(Stored records)
********

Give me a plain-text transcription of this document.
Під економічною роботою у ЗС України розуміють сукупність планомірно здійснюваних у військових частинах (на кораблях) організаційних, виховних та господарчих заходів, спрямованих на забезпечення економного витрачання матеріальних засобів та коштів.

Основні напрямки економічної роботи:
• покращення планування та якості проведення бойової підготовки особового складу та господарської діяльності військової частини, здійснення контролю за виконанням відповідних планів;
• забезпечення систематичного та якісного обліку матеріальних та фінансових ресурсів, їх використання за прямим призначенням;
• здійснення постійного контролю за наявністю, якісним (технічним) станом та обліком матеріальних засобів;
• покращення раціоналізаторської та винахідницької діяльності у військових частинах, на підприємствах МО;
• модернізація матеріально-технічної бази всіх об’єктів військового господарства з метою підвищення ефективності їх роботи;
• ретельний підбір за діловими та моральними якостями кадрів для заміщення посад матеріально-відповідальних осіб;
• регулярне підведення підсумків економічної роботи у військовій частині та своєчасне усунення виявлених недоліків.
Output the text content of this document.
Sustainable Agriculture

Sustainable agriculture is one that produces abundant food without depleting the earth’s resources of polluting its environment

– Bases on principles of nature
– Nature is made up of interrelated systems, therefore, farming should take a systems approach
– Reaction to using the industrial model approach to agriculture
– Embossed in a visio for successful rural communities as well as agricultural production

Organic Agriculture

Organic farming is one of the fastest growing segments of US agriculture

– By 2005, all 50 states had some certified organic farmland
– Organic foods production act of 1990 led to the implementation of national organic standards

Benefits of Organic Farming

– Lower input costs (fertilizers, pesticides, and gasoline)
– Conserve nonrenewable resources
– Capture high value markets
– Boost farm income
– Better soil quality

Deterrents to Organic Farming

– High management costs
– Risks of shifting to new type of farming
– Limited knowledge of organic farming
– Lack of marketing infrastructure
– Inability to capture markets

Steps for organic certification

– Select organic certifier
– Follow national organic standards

********

Each record must be returned exactly as it is written.

*FINISHED ANSWER*.
Give me a plain-text transcription of this document.
Під економічною роботою у ЗС України розуміють сукупність планомірно здійснюваних у військових частинах (на кораблях) організаційних, виховних та господарчих заходів, спрямованих на забезпечення економного витрачання матеріальних засобів та коштів.

Основні напрямки економічної роботи:
• покращення планування та якості проведення бойової підготовки особового складу та господарської діяльності військової частини, здійснення контролю за виконанням відповідних планів;
• забезпечення систематичного та якісного обліку матеріальних та фінансових ресурсів, їх використання за прямим призначенням;
• здійснення постійного контролю за наявністю, якісним (технічним) станом та обліком матеріальних засобів;
• покращення раціоналізаторської та винахідницької діяльності у військових частинах, на підприємствах МО;
• модернізація матеріально-технічної бази всіх об’єктів військового господарства з метою підвищення ефективності їх роботи;
• ретельний підбір за діловими та моральними якостями кадрів для заміщення посад матеріально-відповідальних осіб;
• регулярне підведення підсумків економічної роботи у військовій частині та своєчасне усунення виявлених недоліків.
Output the text content of this document.
Sustainable Agriculture

Sustainable agriculture is one that produces abundant food without depleting the earth’s resources of polluting its environment

– Bases on principles of nature
– Nature is made up of interrelated systems, therefore, farming should take a systems approach
– Reaction to using the industrial model approach to agriculture
– Embossed in a visio for successful rural communities as well as agricultural production

Organic Agriculture

Organic farming is one of the fastest growing segments of US agriculture

– By 2005, all 50 states had some certified organic farmland
– Organic foods production act of 1990 led to the implementation of national organic standards

Benefits of Organic Farming

– Lower input costs (fertilizers, pesticides, and gasoline)
– Conserve nonrenewable resources
– Capture high value markets
– Boost farm income
– Better soil quality

Deterrents to Organic Farming

– High management costs
– Risks of shifting to new type of farming
– Limited knowledge of organic farming
– Lack of marketing infrastructure
– Inability to capture markets

Steps for organic certification

– Select organic certifier
– Follow national organic standards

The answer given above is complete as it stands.